_Text_.

I have removed the image of a vase said to be by Bernard Leach because I believe it to be a forgery. On 23 June 2009 I posted this message on the user page of the person who uploaded the image: "Thanks for adding this image to the article on Bernard Leach. Are you sure it was made by Leach? There are glaze flaws and the decoration lacks Leach's usual fluency. What is its provenance?" There has been no response. I have also made enquiries off-wiki and have not found any other record of this object. The the relationship between the neck and the foot is dreadful and I don't believe Leach produced it. Pelarmian (talk) 11:28, 23 February 2013 (UTC)

I visited the Ashmolean Museum in Oxford today and saw a similar shaped vase attributed to Bernard Leach, the quality was MUCH higher, the clay body colour was darker, the glaze speckled and the proportions correct. I agree that the photo of the pot that you removed looks like a fake.Theroadislong (talk) 18:36, 23 February 2013 (UTC)
The pale coloured clay body also made me doubt it's authenticity. Was the pictured pot (now removed) even fired in a reducing atmosphere, as a Leach pot would have been? Pelarmian (talk) 22:38, 23 February 2013 (UTC)

_Written tasks_.
[1] Reproduce the stretch of the discussion that opens with the words containing "I have removed" and closes with "11:28, 23 February 2013 (UTC)", replacing "forgery" with "fake".
[2] List every time of day that appears in the signatures of the discussion.

_Supplied information_.
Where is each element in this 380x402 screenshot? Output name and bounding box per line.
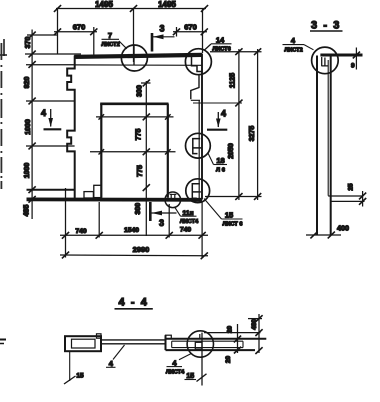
svg-text:2050: 2050 — [228, 143, 235, 159]
plan left wall — [67, 56, 75, 200]
foot block at opening left wall bottom — [94, 185, 102, 197]
svg-text:300: 300 — [137, 85, 144, 97]
section 4-4 right end extension lines — [204, 319, 262, 333]
label 11n/list4 with leader — [175, 207, 200, 225]
section 3-3 step dimension 25 — [328, 183, 366, 206]
svg-text:1495: 1495 — [158, 0, 176, 9]
section 3-3 flange top line — [320, 54, 362, 57]
svg-text:3 - 3: 3 - 3 — [311, 20, 341, 32]
plan top wall — [74, 55, 202, 65]
foot block at plan bottom-left corner — [84, 192, 93, 198]
svg-text:740: 740 — [180, 227, 192, 234]
opening right wall — [167, 104, 169, 198]
svg-text:9: 9 — [351, 63, 355, 70]
section 3-3 title — [310, 20, 343, 32]
svg-text:ЛИСТ2: ЛИСТ2 — [284, 48, 302, 54]
section 4-4 web — [101, 340, 166, 344]
svg-text:485: 485 — [24, 205, 31, 217]
section marker 4 left — [41, 108, 61, 129]
bottom dimension line 2990 — [60, 245, 208, 259]
svg-text:20: 20 — [227, 326, 234, 334]
detail circle 1 on top wall — [121, 45, 147, 71]
label 14/list6 with leader — [205, 36, 232, 53]
section marker 3 bottom — [150, 202, 176, 228]
section 4-4 detail circle — [187, 331, 213, 386]
section 3-3 wall shaft — [317, 54, 331, 236]
svg-text:4: 4 — [109, 359, 114, 368]
svg-text:3275: 3275 — [249, 126, 256, 142]
dimension 670 right — [173, 23, 208, 37]
detail circle 2 at top right corner — [185, 49, 211, 75]
dimension 15 at left end — [64, 351, 84, 384]
svg-text:3: 3 — [159, 24, 164, 34]
section 4-4 title — [115, 297, 153, 309]
svg-text:25: 25 — [348, 183, 355, 191]
section marker 4 right — [207, 109, 227, 130]
opening top edge — [100, 103, 168, 106]
detail circle 3 on right wall — [186, 133, 211, 158]
small detail circle 5 at opening right wall bottom — [165, 192, 181, 208]
section 4-4 right block — [166, 335, 267, 350]
svg-text:1125: 1125 — [229, 73, 236, 88]
label 4/list2 with leader (section 3-3) — [283, 36, 314, 54]
detail circle 4 on right wall lower — [186, 179, 210, 203]
svg-text:400: 400 — [337, 224, 349, 233]
svg-text:ЛИСТ4: ЛИСТ4 — [180, 219, 199, 225]
svg-text:Л 6: Л 6 — [216, 168, 226, 174]
page left margin text fragments — [0, 43, 2, 189]
svg-text:1000: 1000 — [25, 119, 32, 135]
right dimension column 3275 — [205, 48, 262, 200]
svg-text:7: 7 — [108, 31, 112, 40]
svg-text:4: 4 — [41, 108, 46, 118]
section 4-4 left block — [65, 334, 101, 351]
svg-text:1495: 1495 — [95, 0, 113, 9]
section marker 3 top — [152, 24, 175, 52]
svg-text:ЛИСТ4: ЛИСТ4 — [166, 370, 185, 376]
section 4-4 dimension 20/20 — [225, 324, 241, 363]
section 4-4 dimension 480 — [251, 314, 263, 354]
label 4/list4 with leader — [166, 354, 191, 376]
svg-text:11н: 11н — [182, 210, 193, 217]
svg-text:740: 740 — [75, 228, 87, 235]
top dimension line 1495+1495 — [54, 0, 208, 62]
dimension 670 left — [54, 23, 98, 57]
svg-text:ЛИСТ 6: ЛИСТ 6 — [223, 222, 243, 228]
svg-text:ЛИСТ2: ЛИСТ2 — [101, 42, 119, 48]
section 3-3 detail circle — [312, 47, 339, 74]
svg-text:18: 18 — [216, 156, 224, 165]
dimension 15 below circle — [185, 373, 207, 382]
section 3-3 top right mini dimension — [351, 48, 360, 70]
svg-text:4 - 4: 4 - 4 — [118, 297, 148, 309]
svg-text:300: 300 — [135, 203, 142, 215]
svg-text:670: 670 — [184, 23, 197, 32]
svg-text:ЛИСТ6: ЛИСТ6 — [212, 47, 230, 53]
svg-text:370: 370 — [25, 37, 32, 49]
svg-text:4: 4 — [172, 358, 177, 367]
right dimension column 1125/2050 — [228, 48, 242, 200]
svg-text:4: 4 — [221, 109, 226, 119]
svg-text:920: 920 — [24, 77, 31, 89]
svg-text:14: 14 — [216, 36, 225, 45]
svg-text:1000: 1000 — [24, 163, 31, 179]
svg-text:15: 15 — [225, 211, 233, 220]
left dimension column — [24, 30, 81, 220]
section 3-3 bottom dimension 400 — [306, 224, 349, 239]
label 7/list2 with leader — [101, 31, 126, 49]
svg-text:4: 4 — [291, 36, 296, 45]
label 4 under web with leader — [106, 345, 125, 368]
svg-text:670: 670 — [73, 23, 86, 32]
plan right wall — [191, 54, 242, 200]
plan bottom wall — [27, 190, 203, 200]
svg-text:480: 480 — [251, 319, 258, 330]
svg-text:2990: 2990 — [133, 245, 150, 254]
bottom dimension line 740/1540/740 — [60, 188, 208, 258]
page edge mark at 4-4 level — [0, 340, 6, 344]
svg-text:15: 15 — [76, 373, 84, 380]
opening left wall — [100, 104, 102, 198]
label 18/l6 with leader — [208, 153, 227, 174]
page edge mark top left — [0, 39, 7, 56]
svg-text:775: 775 — [137, 165, 144, 177]
svg-text:775: 775 — [135, 129, 142, 141]
label 15/list6 with leader — [204, 199, 243, 228]
central vertical dimension line 300/775/775/300 — [90, 80, 176, 236]
svg-text:1540: 1540 — [124, 227, 139, 234]
svg-text:3: 3 — [159, 218, 164, 228]
svg-text:20: 20 — [225, 356, 232, 364]
svg-text:15: 15 — [186, 373, 194, 380]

_Answers to the problems_.
[1]
I have removed the image of a vase said to be by Bernard Leach because I believe it to be a fake. On 23 June 2009 I posted this message on the user page of the person who uploaded the image: "Thanks for adding this image to the article on Bernard Leach. Are you sure it was made by Leach? There are glaze flaws and the decoration lacks Leach's usual fluency. What is its provenance?" There has been no response. I have also made enquiries off-wiki and have not found any other record of this object. The the relationship between the neck and the foot is dreadful and I don't believe Leach produced it. Pelarmian (talk) 11:28, 23 February 2013 (UTC)

[2] 11:28, 18:36, 22:38